■ **DOCUMENT SEGMENT**
——————

Love in the time of Tinder

bessle

Interview/ Dave Besseling, author of Laid in India: Eight Weeks with Bombay’s #1 Pickup Artist

Tell us about your new book Laid in India, the protagonist of which is a ‘pickup artist’.

The easy answer? This book is a study of the shifting psyches of post-liberalisation Indian youth, how technology and living conditions have changed their worldviews from rural to urban, conservative to liberal – a dive into new India’s recent sociological past as told through this guy, Sid, a moral cul-de-sac who calls himself the ‘Number-One Pickup Artist’ in India. I wrote a feature for GQ about following him and watching him in action, which I thought would be a fun story that would make a few people laugh and that would be it. But the day after the story went live, the reaction was a bit overwhelming, and I realised how many layers about Indian society and culture existed within this man’s story.

How do you look at young urban Indians negotiating ideas of love, relationships and sex today? Could you contrast this with the situation in your home country Canada?

The big debate now is whether changing societal norms and all these ‘dating apps’ have compromised some medieval idea of goodness and morality. And for conservatives, that’s an easy stance to take. But one thing that’s universal about all the countries I’ve lived in – from Canada to Japan to Thailand to Holland – young people are going to do what young people do. Technology has just made it easier, so it seems like something new. But it is like thinking the world is falling apart because of all the violence you see on the news. It has always been there, but now you are seeing it all at once and you are scared so you freak out a little bit.

Indian homegrown dating apps are placing themselves in the middle – between the casual dating and traditional matrimonial space. How do you look at that?

——————

■ **SOURCE MATERIAL**

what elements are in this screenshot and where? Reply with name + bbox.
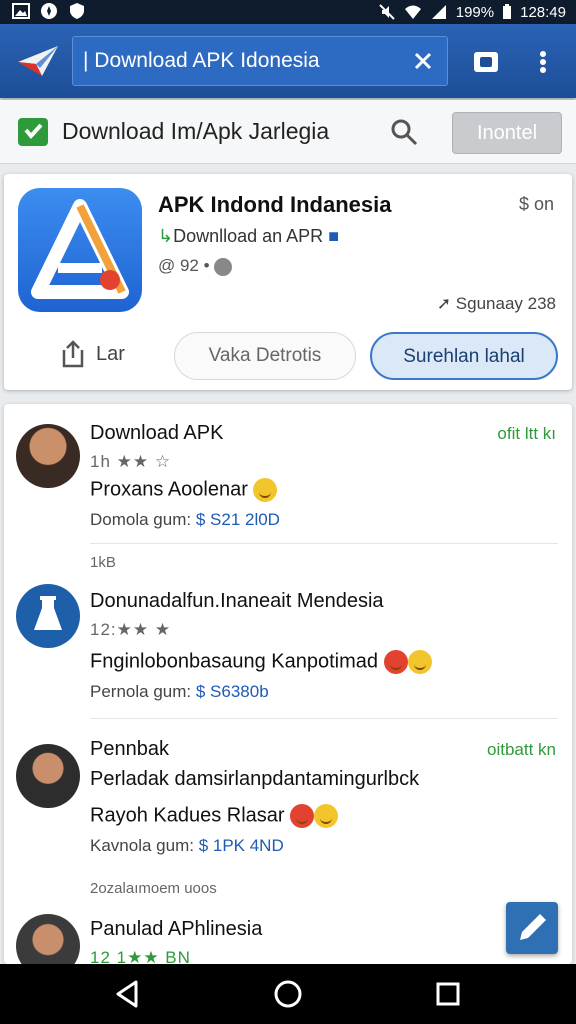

——————

■ **GIVEN TASK 1**
In the Laid in India interview, which magazine did the author write a feature for about following Sid?
■ **GIVEN TASK 2**
From the Laid in India interview, extract the passage starting with "Tell us about" and going on through "this man’s story.".

■ **TASK SOLUTION 1**
GQ

■ **TASK SOLUTION 2**
Tell us about your new book Laid in India, the protagonist of which is a ‘pickup artist’.

The easy answer? This book is a study of the shifting psyches of post-liberalisation Indian youth, how technology and living conditions have changed their worldviews from rural to urban, conservative to liberal – a dive into new India’s recent sociological past as told through this guy, Sid, a moral cul-de-sac who calls himself the ‘Number-One Pickup Artist’ in India. I wrote a feature for GQ about following him and watching him in action, which I thought would be a fun story that would make a few people laugh and that would be it. But the day after the story went live, the reaction was a bit overwhelming, and I realised how many layers about Indian society and culture existed within this man’s story.